Leave the pictures out. Return all other data exactly.

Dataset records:
■ ■ ■ ■ ■ ■ ■

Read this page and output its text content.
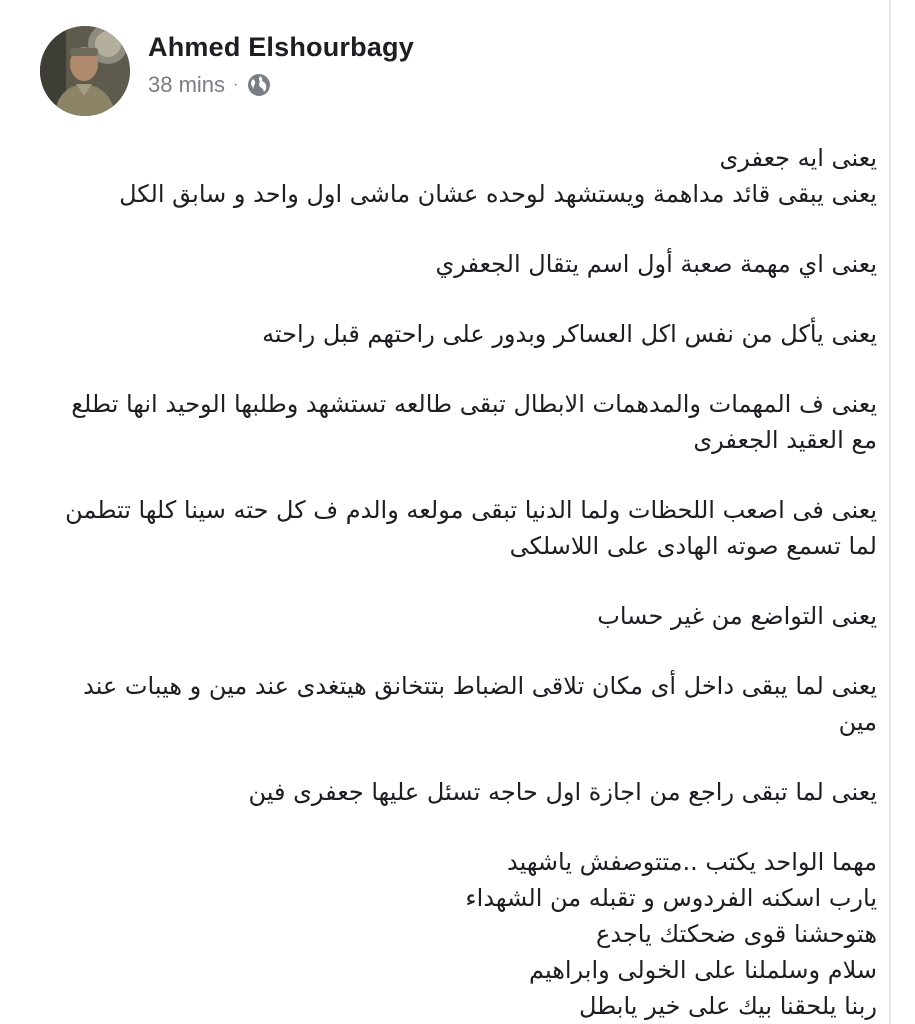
Ahmed Elshourbagy
38 mins ·
يعنى ايه جعفرى
يعنى يبقى قائد مداهمة ويستشهد لوحده عشان ماشى اول واحد و سابق الكل
يعنى اي مهمة صعبة أول اسم يتقال الجعفري
يعنى يأكل من نفس اكل العساكر وبدور على راحتهم قبل راحته
يعنى ف المهمات والمدهمات الابطال تبقى طالعه تستشهد وطلبها الوحيد انها تطلع مع العقيد الجعفرى
يعنى فى اصعب اللحظات ولما الدنيا تبقى مولعه والدم ف كل حته سينا كلها تتطمن لما تسمع صوته الهادى على اللاسلكى
يعنى التواضع من غير حساب
يعنى لما يبقى داخل أى مكان تلاقى الضباط بتتخانق هيتغدى عند مين و هيبات عند مين
يعنى لما تبقى راجع من اجازة اول حاجه تسئل عليها جعفرى فين
مهما الواحد يكتب ..متتوصفش ياشهيد
يارب اسكنه الفردوس و تقبله من الشهداء
هتوحشنا قوى ضحكتك ياجدع
سلام وسلملنا على الخولى وابراهيم
ربنا يلحقنا بيك على خير يابطل
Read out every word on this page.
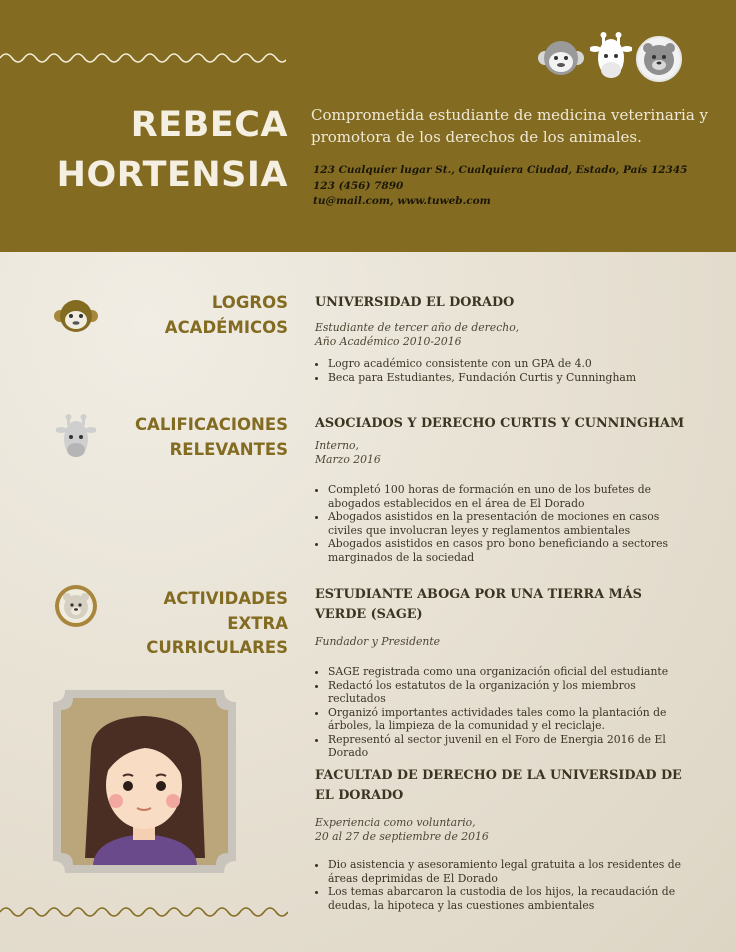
REBECA
HORTENSIA
Comprometida estudiante de medicina veterinaria y promotora de los derechos de los animales.
123 Cualquier lugar St., Cualquiera Ciudad, Estado, País 12345
123 (456) 7890
tu@mail.com, www.tuweb.com
LOGROS
ACADÉMICOS
UNIVERSIDAD EL DORADO
Estudiante de tercer año de derecho,
Año Académico 2010-2016
• Logro académico consistente con un GPA de 4.0
• Beca para Estudiantes, Fundación Curtis y Cunningham
CALIFICACIONES
RELEVANTES
ASOCIADOS Y DERECHO CURTIS Y CUNNINGHAM
Interno,
Marzo 2016
• Completó 100 horas de formación en uno de los bufetes de abogados establecidos en el área de El Dorado
• Abogados asistidos en la presentación de mociones en casos civiles que involucran leyes y reglamentos ambientales
• Abogados asistidos en casos pro bono beneficiando a sectores marginados de la sociedad
ACTIVIDADES
EXTRA
CURRICULARES
ESTUDIANTE ABOGA POR UNA TIERRA MÁS VERDE (SAGE)
Fundador y Presidente
• SAGE registrada como una organización oficial del estudiante
• Redactó los estatutos de la organización y los miembros reclutados
• Organizó importantes actividades tales como la plantación de árboles, la limpieza de la comunidad y el reciclaje.
• Representó al sector juvenil en el Foro de Energia 2016 de El Dorado
FACULTAD DE DERECHO DE LA UNIVERSIDAD DE EL DORADO
Experiencia como voluntario,
20 al 27 de septiembre de 2016
• Dio asistencia y asesoramiento legal gratuita a los residentes de áreas deprimidas de El Dorado
• Los temas abarcaron la custodia de los hijos, la recaudación de deudas, la hipoteca y las cuestiones ambientales
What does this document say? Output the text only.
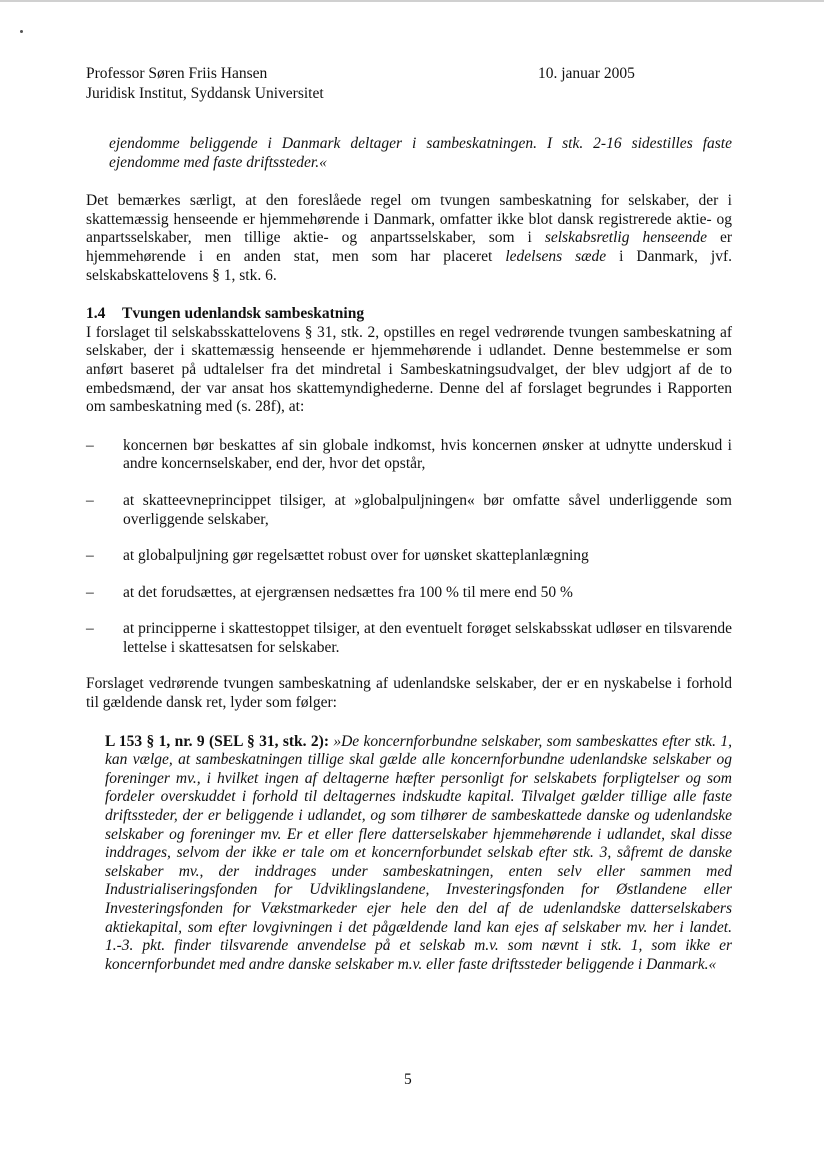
Professor Søren Friis Hansen
Juridisk Institut, Syddansk Universitet
10. januar 2005

ejendomme beliggende i Danmark deltager i sambeskatningen. I stk. 2-16 sidestilles faste ejendomme med faste driftssteder.«

Det bemærkes særligt, at den foreslåede regel om tvungen sambeskatning for selskaber, der i skattemæssig henseende er hjemmehørende i Danmark, omfatter ikke blot dansk registrerede aktie- og anpartsselskaber, men tillige aktie- og anpartsselskaber, som i selskabsretlig henseende er hjemmehørende i en anden stat, men som har placeret ledelsens sæde i Danmark, jvf. selskabskattelovens § 1, stk. 6.

1.4 Tvungen udenlandsk sambeskatning

I forslaget til selskabsskattelovens § 31, stk. 2, opstilles en regel vedrørende tvungen sambeskatning af selskaber, der i skattemæssig henseende er hjemmehørende i udlandet. Denne bestemmelse er som anført baseret på udtalelser fra det mindretal i Sambeskatningsudvalget, der blev udgjort af de to embedsmænd, der var ansat hos skattemyndighederne. Denne del af forslaget begrundes i Rapporten om sambeskatning med (s. 28f), at:

– koncernen bør beskattes af sin globale indkomst, hvis koncernen ønsker at udnytte underskud i andre koncernselskaber, end der, hvor det opstår,
– at skatteevneprincippet tilsiger, at »globalpuljningen« bør omfatte såvel underliggende som overliggende selskaber,
– at globalpuljning gør regelsættet robust over for uønsket skatteplanlægning
– at det forudsættes, at ejergrænsen nedsættes fra 100 % til mere end 50 %
– at principperne i skattestoppet tilsiger, at den eventuelt forøget selskabsskat udløser en tilsvarende lettelse i skattesatsen for selskaber.

Forslaget vedrørende tvungen sambeskatning af udenlandske selskaber, der er en nyskabelse i forhold til gældende dansk ret, lyder som følger:

L 153 § 1, nr. 9 (SEL § 31, stk. 2): »De koncernforbundne selskaber, som sambeskattes efter stk. 1, kan vælge, at sambeskatningen tillige skal gælde alle koncernforbundne udenlandske selskaber og foreninger mv., i hvilket ingen af deltagerne hæfter personligt for selskabets forpligtelser og som fordeler overskuddet i forhold til deltagernes indskudte kapital. Tilvalget gælder tillige alle faste driftssteder, der er beliggende i udlandet, og som tilhører de sambeskattede danske og udenlandske selskaber og foreninger mv. Er et eller flere datterselskaber hjemmehørende i udlandet, skal disse inddrages, selvom der ikke er tale om et koncernforbundet selskab efter stk. 3, såfremt de danske selskaber mv., der inddrages under sambeskatningen, enten selv eller sammen med Industrialiseringsfonden for Udviklingslandene, Investeringsfonden for Østlandene eller Investeringsfonden for Vækstmarkeder ejer hele den del af de udenlandske datterselskabers aktiekapital, som efter lovgivningen i det pågældende land kan ejes af selskaber mv. her i landet. 1.-3. pkt. finder tilsvarende anvendelse på et selskab m.v. som nævnt i stk. 1, som ikke er koncernforbundet med andre danske selskaber m.v. eller faste driftssteder beliggende i Danmark.«

5
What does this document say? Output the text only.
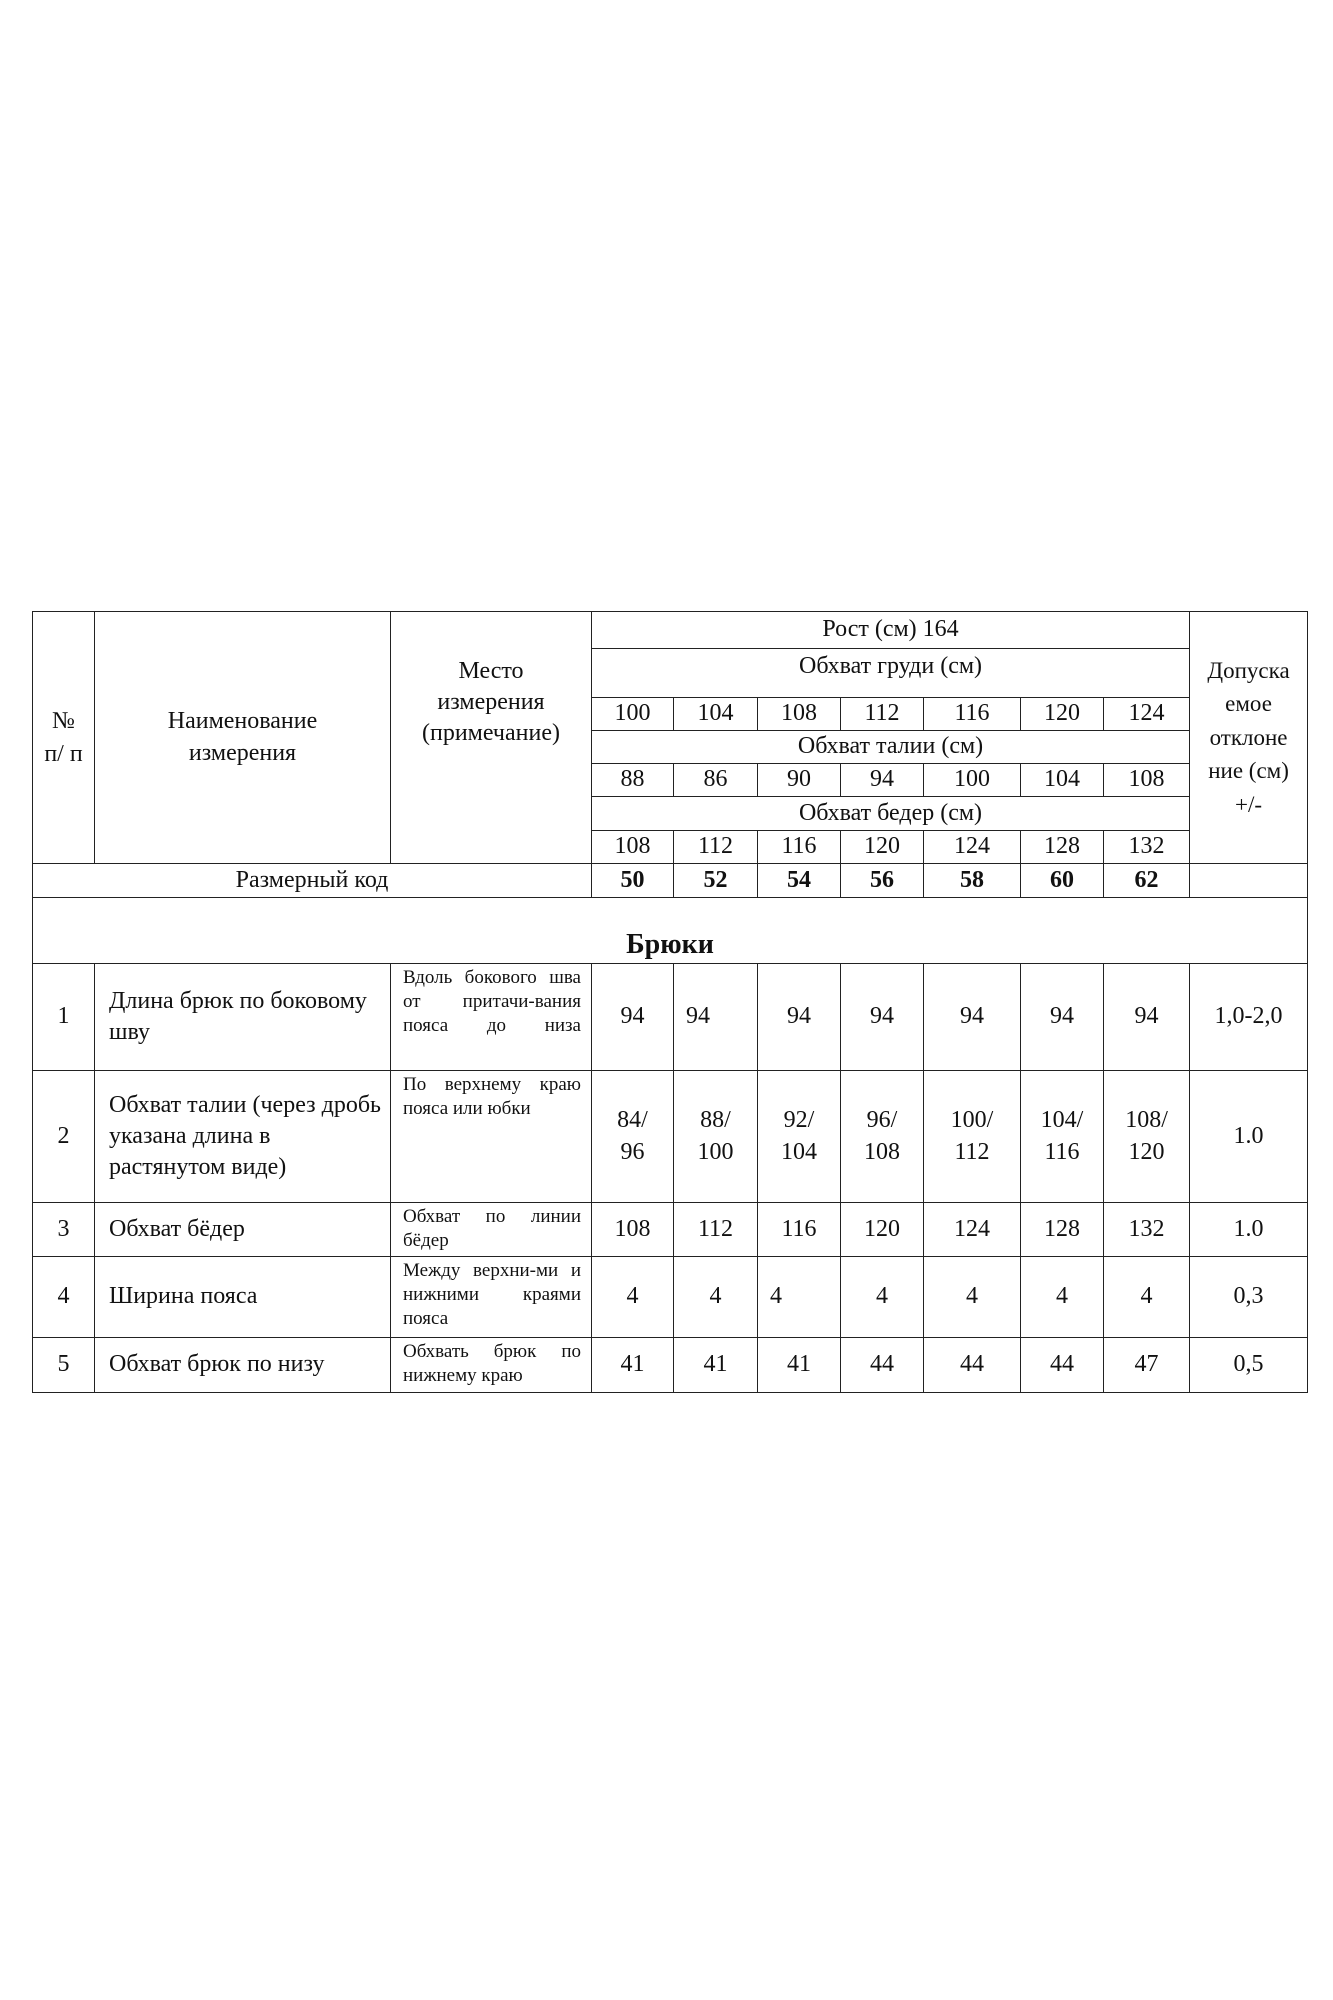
№ п/ п	Наименование измерения	Место измерения (примечание)	Рост (см) 164							Допуска емое отклоне ние (см) +/-
			Обхват груди (см)							
			100	104	108	112	116	120	124	
			Обхват талии (см)							
			88	86	90	94	100	104	108	
			Обхват бедер (см)							
			108	112	116	120	124	128	132	
Размерный код			50	52	54	56	58	60	62	
Брюки										
1	Длина брюк по боковому шву	Вдоль бокового шва от притачи-вания пояса до низа	94	94	94	94	94	94	94	1,0-2,0
2	Обхват талии (через дробь указана длина в растянутом виде)	По верхнему краю пояса или юбки	84/ 96	88/ 100	92/ 104	96/ 108	100/ 112	104/ 116	108/ 120	1.0
3	Обхват бёдер	Обхват по линии бёдер	108	112	116	120	124	128	132	1.0
4	Ширина пояса	Между верхни-ми и нижними краями пояса	4	4	4	4	4	4	4	0,3
5	Обхват брюк по низу	Обхвать брюк по нижнему краю	41	41	41	44	44	44	47	0,5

■ ■ ■ ■ ■ ■ ■

• Written answer:
Read this page and output its text content.
Ahmed Elshourbagy
38 mins ·
يعنى ايه جعفرى
يعنى يبقى قائد مداهمة ويستشهد لوحده عشان ماشى اول واحد و سابق الكل
يعنى اي مهمة صعبة أول اسم يتقال الجعفري
يعنى يأكل من نفس اكل العساكر وبدور على راحتهم قبل راحته
يعنى ف المهمات والمدهمات الابطال تبقى طالعه تستشهد وطلبها الوحيد انها تطلع مع العقيد الجعفرى
يعنى فى اصعب اللحظات ولما الدنيا تبقى مولعه والدم ف كل حته سينا كلها تتطمن لما تسمع صوته الهادى على اللاسلكى
يعنى التواضع من غير حساب
يعنى لما يبقى داخل أى مكان تلاقى الضباط بتتخانق هيتغدى عند مين و هيبات عند مين
يعنى لما تبقى راجع من اجازة اول حاجه تسئل عليها جعفرى فين
مهما الواحد يكتب ..متتوصفش ياشهيد
يارب اسكنه الفردوس و تقبله من الشهداء
هتوحشنا قوى ضحكتك ياجدع
سلام وسلملنا على الخولى وابراهيم
ربنا يلحقنا بيك على خير يابطل
Read out every word on this page.
REBECA
HORTENSIA
Comprometida estudiante de medicina veterinaria y promotora de los derechos de los animales.
123 Cualquier lugar St., Cualquiera Ciudad, Estado, País 12345
123 (456) 7890
tu@mail.com, www.tuweb.com
LOGROS
ACADÉMICOS
UNIVERSIDAD EL DORADO
Estudiante de tercer año de derecho,
Año Académico 2010-2016
• Logro académico consistente con un GPA de 4.0
• Beca para Estudiantes, Fundación Curtis y Cunningham
CALIFICACIONES
RELEVANTES
ASOCIADOS Y DERECHO CURTIS Y CUNNINGHAM
Interno,
Marzo 2016
• Completó 100 horas de formación en uno de los bufetes de abogados establecidos en el área de El Dorado
• Abogados asistidos en la presentación de mociones en casos civiles que involucran leyes y reglamentos ambientales
• Abogados asistidos en casos pro bono beneficiando a sectores marginados de la sociedad
ACTIVIDADES
EXTRA
CURRICULARES
ESTUDIANTE ABOGA POR UNA TIERRA MÁS VERDE (SAGE)
Fundador y Presidente
• SAGE registrada como una organización oficial del estudiante
• Redactó los estatutos de la organización y los miembros reclutados
• Organizó importantes actividades tales como la plantación de árboles, la limpieza de la comunidad y el reciclaje.
• Representó al sector juvenil en el Foro de Energia 2016 de El Dorado
FACULTAD DE DERECHO DE LA UNIVERSIDAD DE EL DORADO
Experiencia como voluntario,
20 al 27 de septiembre de 2016
• Dio asistencia y asesoramiento legal gratuita a los residentes de áreas deprimidas de El Dorado
• Los temas abarcaron la custodia de los hijos, la recaudación de deudas, la hipoteca y las cuestiones ambientales
What does this document say? Output the text only.
Professor Søren Friis Hansen
Juridisk Institut, Syddansk Universitet
10. januar 2005

ejendomme beliggende i Danmark deltager i sambeskatningen. I stk. 2-16 sidestilles faste ejendomme med faste driftssteder.«

Det bemærkes særligt, at den foreslåede regel om tvungen sambeskatning for selskaber, der i skattemæssig henseende er hjemmehørende i Danmark, omfatter ikke blot dansk registrerede aktie- og anpartsselskaber, men tillige aktie- og anpartsselskaber, som i selskabsretlig henseende er hjemmehørende i en anden stat, men som har placeret ledelsens sæde i Danmark, jvf. selskabskattelovens § 1, stk. 6.

1.4 Tvungen udenlandsk sambeskatning

I forslaget til selskabsskattelovens § 31, stk. 2, opstilles en regel vedrørende tvungen sambeskatning af selskaber, der i skattemæssig henseende er hjemmehørende i udlandet. Denne bestemmelse er som anført baseret på udtalelser fra det mindretal i Sambeskatningsudvalget, der blev udgjort af de to embedsmænd, der var ansat hos skattemyndighederne. Denne del af forslaget begrundes i Rapporten om sambeskatning med (s. 28f), at:

– koncernen bør beskattes af sin globale indkomst, hvis koncernen ønsker at udnytte underskud i andre koncernselskaber, end der, hvor det opstår,
– at skatteevneprincippet tilsiger, at »globalpuljningen« bør omfatte såvel underliggende som overliggende selskaber,
– at globalpuljning gør regelsættet robust over for uønsket skatteplanlægning
– at det forudsættes, at ejergrænsen nedsættes fra 100 % til mere end 50 %
– at principperne i skattestoppet tilsiger, at den eventuelt forøget selskabsskat udløser en tilsvarende lettelse i skattesatsen for selskaber.

Forslaget vedrørende tvungen sambeskatning af udenlandske selskaber, der er en nyskabelse i forhold til gældende dansk ret, lyder som følger:

L 153 § 1, nr. 9 (SEL § 31, stk. 2): »De koncernforbundne selskaber, som sambeskattes efter stk. 1, kan vælge, at sambeskatningen tillige skal gælde alle koncernforbundne udenlandske selskaber og foreninger mv., i hvilket ingen af deltagerne hæfter personligt for selskabets forpligtelser og som fordeler overskuddet i forhold til deltagernes indskudte kapital. Tilvalget gælder tillige alle faste driftssteder, der er beliggende i udlandet, og som tilhører de sambeskattede danske og udenlandske selskaber og foreninger mv. Er et eller flere datterselskaber hjemmehørende i udlandet, skal disse inddrages, selvom der ikke er tale om et koncernforbundet selskab efter stk. 3, såfremt de danske selskaber mv., der inddrages under sambeskatningen, enten selv eller sammen med Industrialiseringsfonden for Udviklingslandene, Investeringsfonden for Østlandene eller Investeringsfonden for Vækstmarkeder ejer hele den del af de udenlandske datterselskabers aktiekapital, som efter lovgivningen i det pågældende land kan ejes af selskaber mv. her i landet. 1.-3. pkt. finder tilsvarende anvendelse på et selskab m.v. som nævnt i stk. 1, som ikke er koncernforbundet med andre danske selskaber m.v. eller faste driftssteder beliggende i Danmark.«

5
What does this document say? Output the text only.
№ п/ п	Наименование измерения	Место измерения (примечание)	Рост (см) 164							Допуска емое отклоне ние (см) +/-
			Обхват груди (см)							
			100	104	108	112	116	120	124	
			Обхват талии (см)							
			88	86	90	94	100	104	108	
			Обхват бедер (см)							
			108	112	116	120	124	128	132	
Размерный код			50	52	54	56	58	60	62	
Брюки										
1	Длина брюк по боковому шву	Вдоль бокового шва от притачи-вания пояса до низа	94	94	94	94	94	94	94	1,0-2,0
2	Обхват талии (через дробь указана длина в растянутом виде)	По верхнему краю пояса или юбки	84/ 96	88/ 100	92/ 104	96/ 108	100/ 112	104/ 116	108/ 120	1.0
3	Обхват бёдер	Обхват по линии бёдер	108	112	116	120	124	128	132	1.0
4	Ширина пояса	Между верхни-ми и нижними краями пояса	4	4	4	4	4	4	4	0,3
5	Обхват брюк по низу	Обхвать брюк по нижнему краю	41	41	41	44	44	44	47	0,5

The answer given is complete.